### Exercise task
Locate all lines with the word "America". Copy them.

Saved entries
#####
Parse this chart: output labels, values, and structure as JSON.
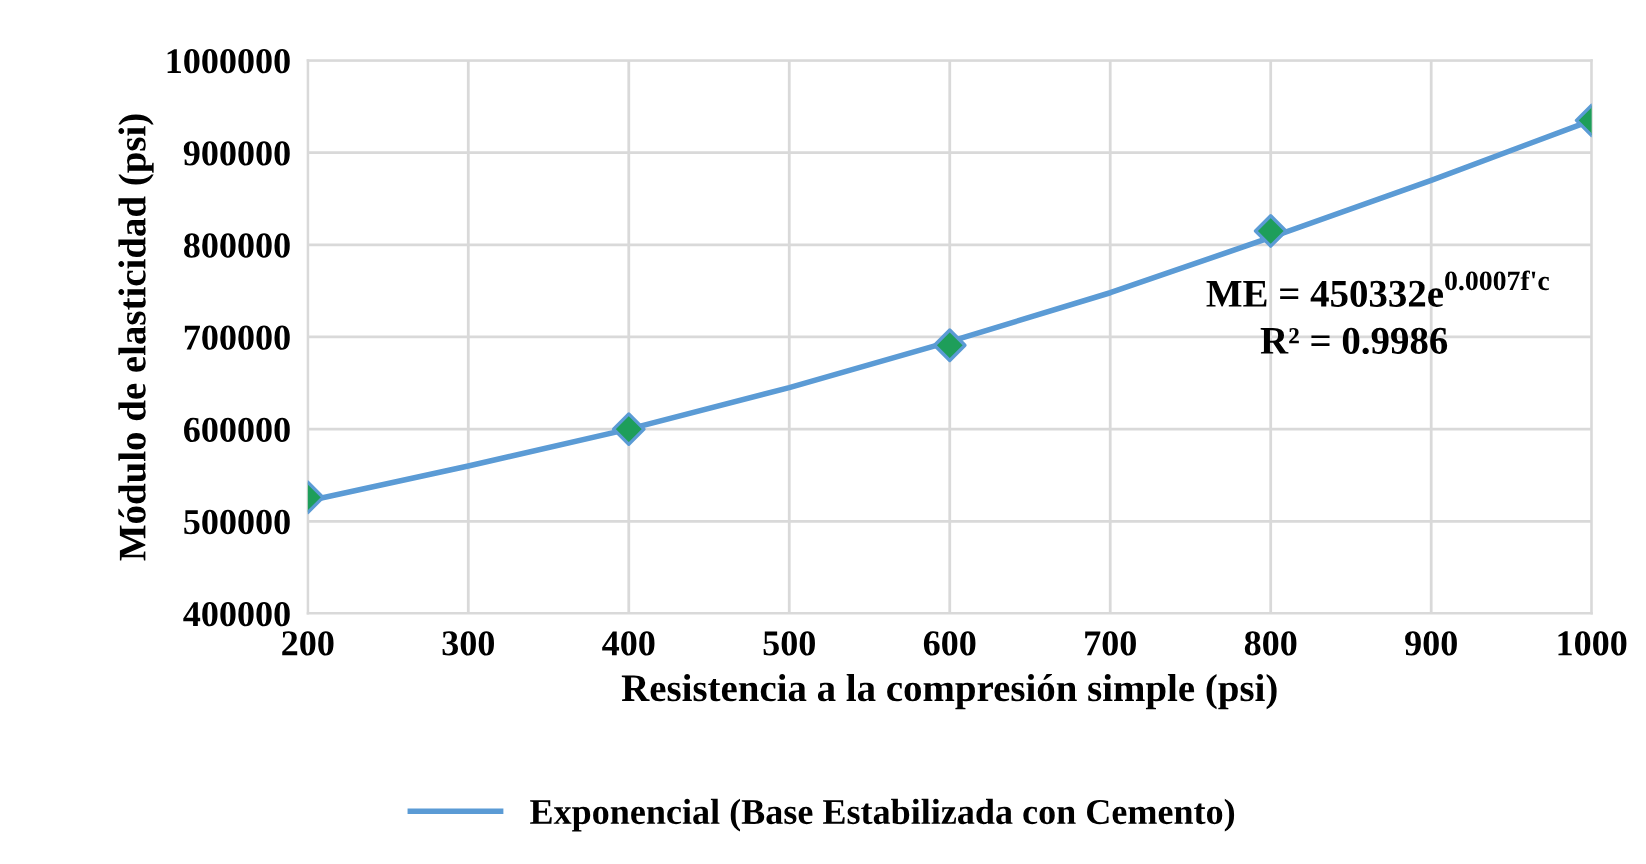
{
  "chart_data": {
    "type": "scatter",
    "xlabel": "Resistencia a la compresión simple (psi)",
    "ylabel": "Módulo de elasticidad (psi)",
    "xlim": [
      200,
      1000
    ],
    "xticks": [
      200,
      300,
      400,
      500,
      600,
      700,
      800,
      900,
      1000
    ],
    "ylim": [
      400000,
      1000000
    ],
    "yticks": [
      400000,
      500000,
      600000,
      700000,
      800000,
      900000,
      1000000
    ],
    "grid": true,
    "legend": "bottom",
    "marker": "diamond",
    "annotations": [
      "ME = 450332e",
      "0.0007f'c",
      "R² = 0.9986"
    ],
    "series": [
      {
        "color": "#1e9e5a",
        "x": [
          200,
          400,
          600,
          800,
          1000
        ],
        "values": [
          526000,
          600000,
          691000,
          815000,
          935000
        ]
      },
      {
        "type": "line",
        "name": "Exponencial (Base Estabilizada con Cemento)",
        "color": "#5b9bd5",
        "marker": "none",
        "line_style": "solid",
        "x": [
          200,
          300,
          400,
          500,
          600,
          700,
          800,
          900,
          1000
        ],
        "values": [
          522000,
          560000,
          600000,
          645000,
          695000,
          748000,
          808000,
          870000,
          935000
        ]
      }
    ]
  }
}
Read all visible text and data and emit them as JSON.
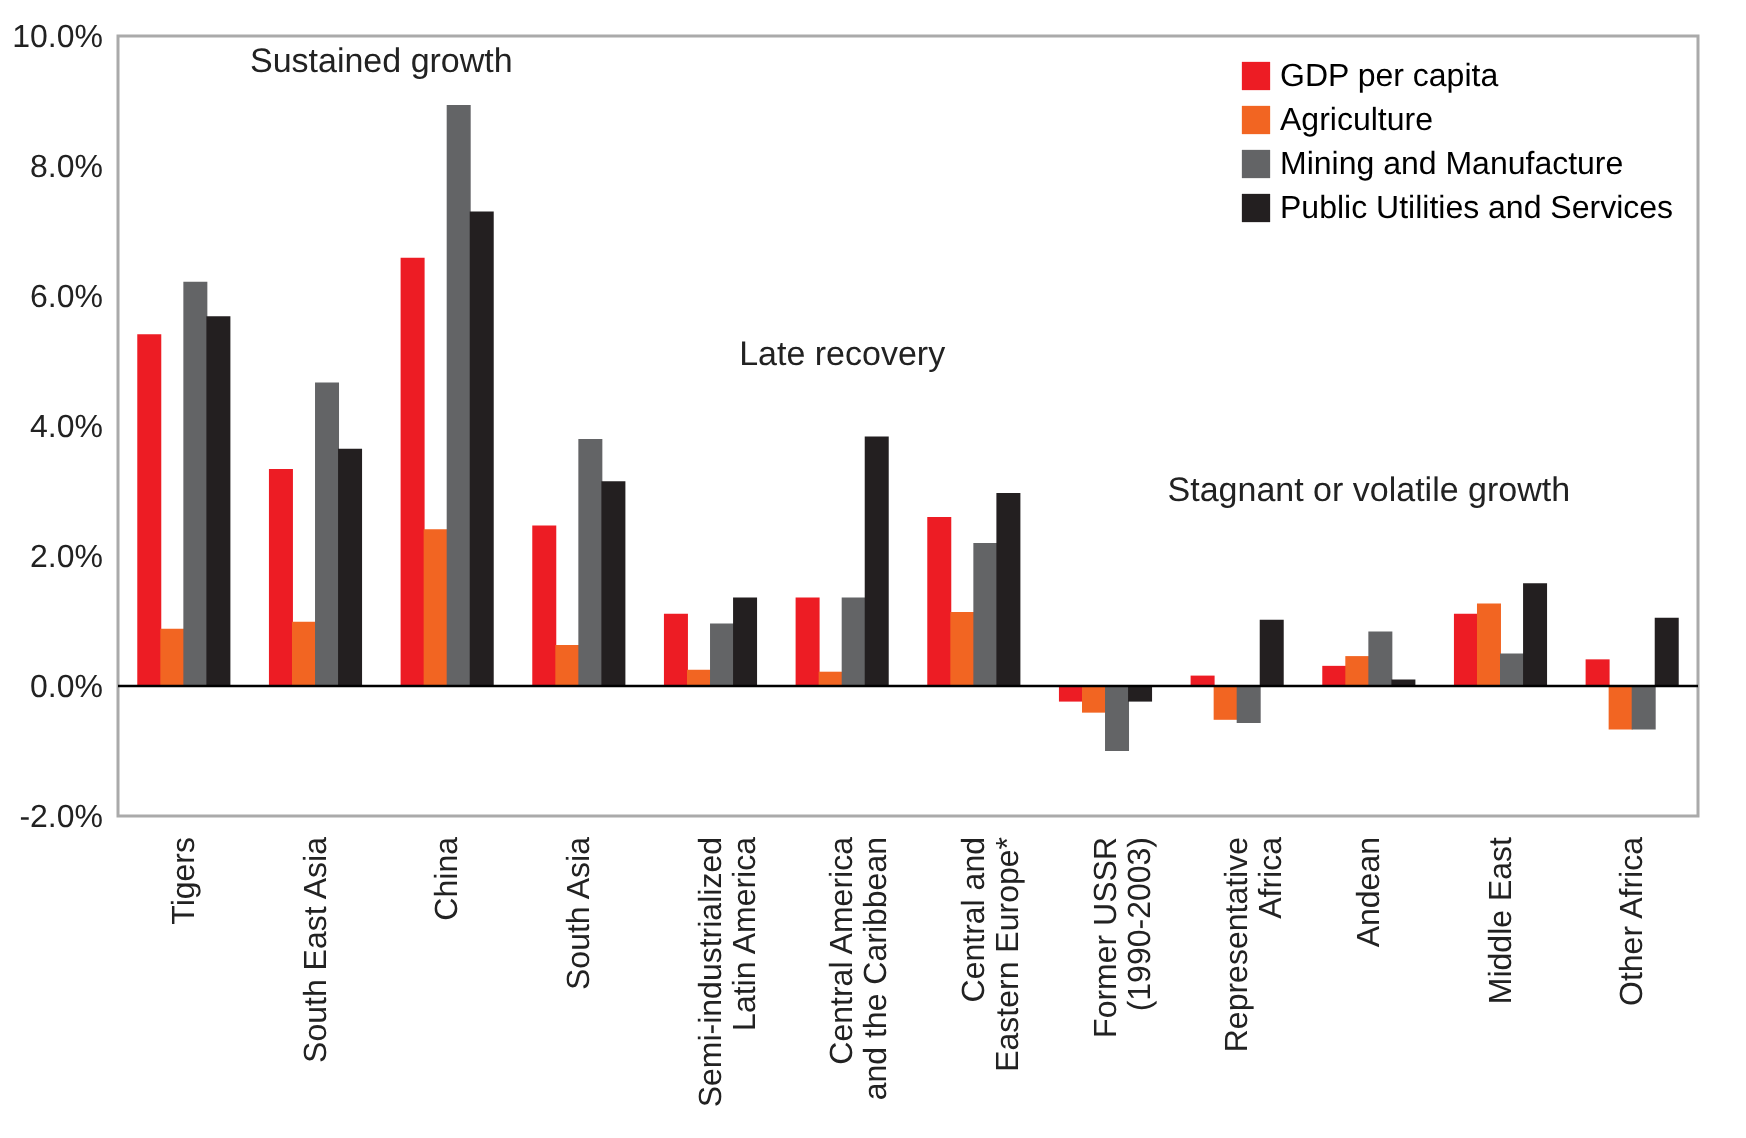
{
  "chart_data": {
    "type": "bar",
    "categories": [
      "Tigers",
      "South East Asia",
      "China",
      "South Asia",
      "Semi-industrialized\nLatin America",
      "Central America\nand the Caribbean",
      "Central and\nEastern Europe*",
      "Former USSR\n(1990-2003)",
      "Representative\nAfrica",
      "Andean",
      "Middle East",
      "Other Africa"
    ],
    "series": [
      {
        "name": "GDP per capita",
        "color": "#ed1c24",
        "values": [
          5.41,
          3.34,
          6.59,
          2.47,
          1.11,
          1.36,
          2.6,
          -0.24,
          0.16,
          0.31,
          1.11,
          0.41
        ]
      },
      {
        "name": "Agriculture",
        "color": "#f26522",
        "values": [
          0.88,
          0.99,
          2.41,
          0.63,
          0.25,
          0.22,
          1.14,
          -0.41,
          -0.52,
          0.46,
          1.27,
          -0.67
        ]
      },
      {
        "name": "Mining and Manufacture",
        "color": "#636466",
        "values": [
          6.22,
          4.67,
          8.94,
          3.8,
          0.96,
          1.36,
          2.2,
          -1.0,
          -0.57,
          0.84,
          0.5,
          -0.67
        ]
      },
      {
        "name": "Public Utilities and Services",
        "color": "#231f20",
        "values": [
          5.69,
          3.65,
          7.3,
          3.15,
          1.36,
          3.84,
          2.97,
          -0.24,
          1.02,
          0.1,
          1.58,
          1.05
        ]
      }
    ],
    "ylim": [
      -2,
      10
    ],
    "yticks": [
      {
        "value": -2,
        "label": "-2.0%"
      },
      {
        "value": 0,
        "label": "0.0%"
      },
      {
        "value": 2,
        "label": "2.0%"
      },
      {
        "value": 4,
        "label": "4.0%"
      },
      {
        "value": 6,
        "label": "6.0%"
      },
      {
        "value": 8,
        "label": "8.0%"
      },
      {
        "value": 10,
        "label": "10.0%"
      }
    ],
    "annotations": [
      "Sustained growth",
      "Late recovery",
      "Stagnant or volatile growth"
    ],
    "ref_lines": [
      {
        "axis": "y",
        "value": 0,
        "color": "#000000"
      }
    ],
    "grid": false,
    "legend": "top right"
  }
}
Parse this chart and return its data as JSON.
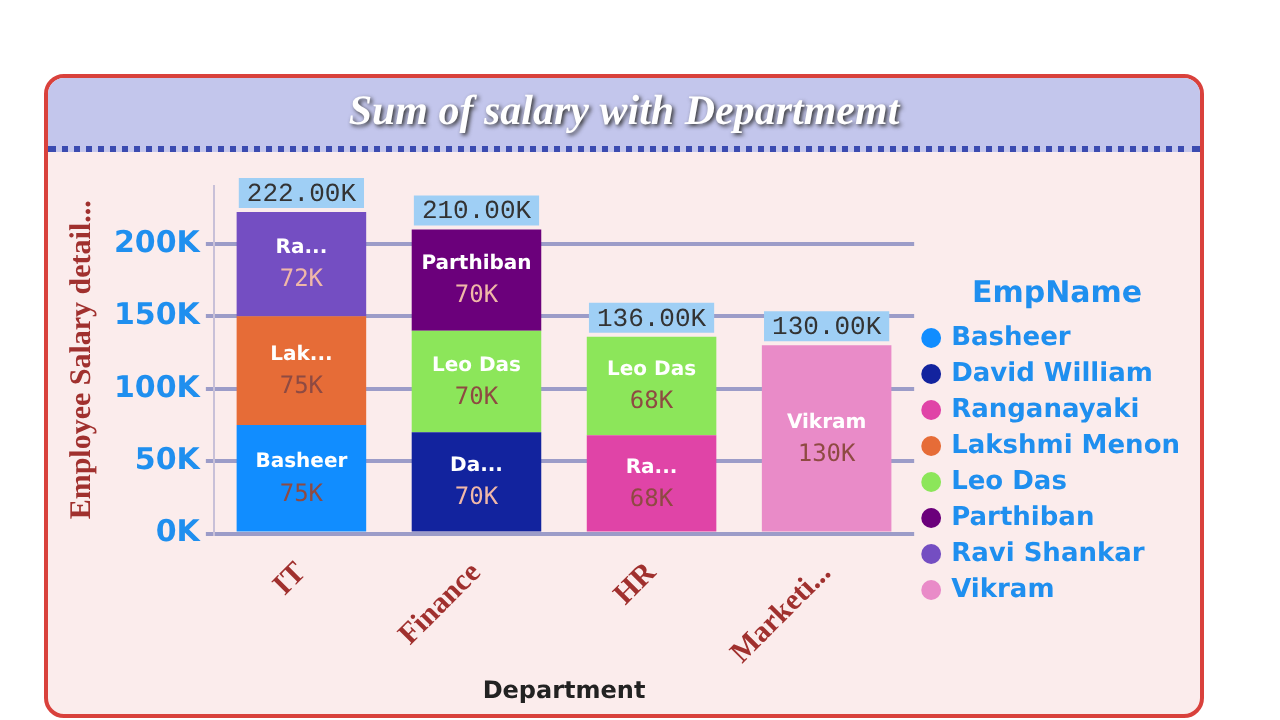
{
  "chart_data": {
    "type": "bar",
    "stacked": true,
    "title": "Sum of salary with Departmemt",
    "xlabel": "Department",
    "ylabel": "Employee Salary detail...",
    "legend_title": "EmpName",
    "legend": "right",
    "grid": "y",
    "categories": [
      "IT",
      "Finance",
      "HR",
      "Marketi..."
    ],
    "ylim": [
      0,
      240000
    ],
    "yticks": [
      {
        "value": 0,
        "label": "0K"
      },
      {
        "value": 50000,
        "label": "50K"
      },
      {
        "value": 100000,
        "label": "100K"
      },
      {
        "value": 150000,
        "label": "150K"
      },
      {
        "value": 200000,
        "label": "200K"
      }
    ],
    "annotations": [
      "Basheer",
      "Lak...",
      "Ra...",
      "Da...",
      "Leo Das",
      "Parthiban",
      "Ra...",
      "Leo Das",
      "Vikram"
    ],
    "totals": [
      "222.00K",
      "210.00K",
      "136.00K",
      "130.00K"
    ],
    "series": [
      {
        "name": "Basheer",
        "color": "#118dff",
        "values": [
          75000,
          null,
          null,
          null
        ],
        "value_labels": [
          "75K",
          null,
          null,
          null
        ]
      },
      {
        "name": "David William",
        "color": "#12239e",
        "values": [
          null,
          70000,
          null,
          null
        ],
        "value_labels": [
          null,
          "70K",
          null,
          null
        ]
      },
      {
        "name": "Ranganayaki",
        "color": "#e044a7",
        "values": [
          null,
          null,
          68000,
          null
        ],
        "value_labels": [
          null,
          null,
          "68K",
          null
        ]
      },
      {
        "name": "Lakshmi Menon",
        "color": "#e66c37",
        "values": [
          75000,
          null,
          null,
          null
        ],
        "value_labels": [
          "75K",
          null,
          null,
          null
        ]
      },
      {
        "name": "Leo Das",
        "color": "#8ce65a",
        "values": [
          null,
          70000,
          68000,
          null
        ],
        "value_labels": [
          null,
          "70K",
          "68K",
          null
        ]
      },
      {
        "name": "Parthiban",
        "color": "#6b007b",
        "values": [
          null,
          70000,
          null,
          null
        ],
        "value_labels": [
          null,
          "70K",
          null,
          null
        ]
      },
      {
        "name": "Ravi Shankar",
        "color": "#744ec2",
        "values": [
          72000,
          null,
          null,
          null
        ],
        "value_labels": [
          "72K",
          null,
          null,
          null
        ]
      },
      {
        "name": "Vikram",
        "color": "#e98bc8",
        "values": [
          null,
          null,
          null,
          130000
        ],
        "value_labels": [
          null,
          null,
          null,
          "130K"
        ]
      }
    ]
  }
}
#####
### Written answer
      "Semi-industrialized\nLatin America",
      "Central America\nand the Caribbean",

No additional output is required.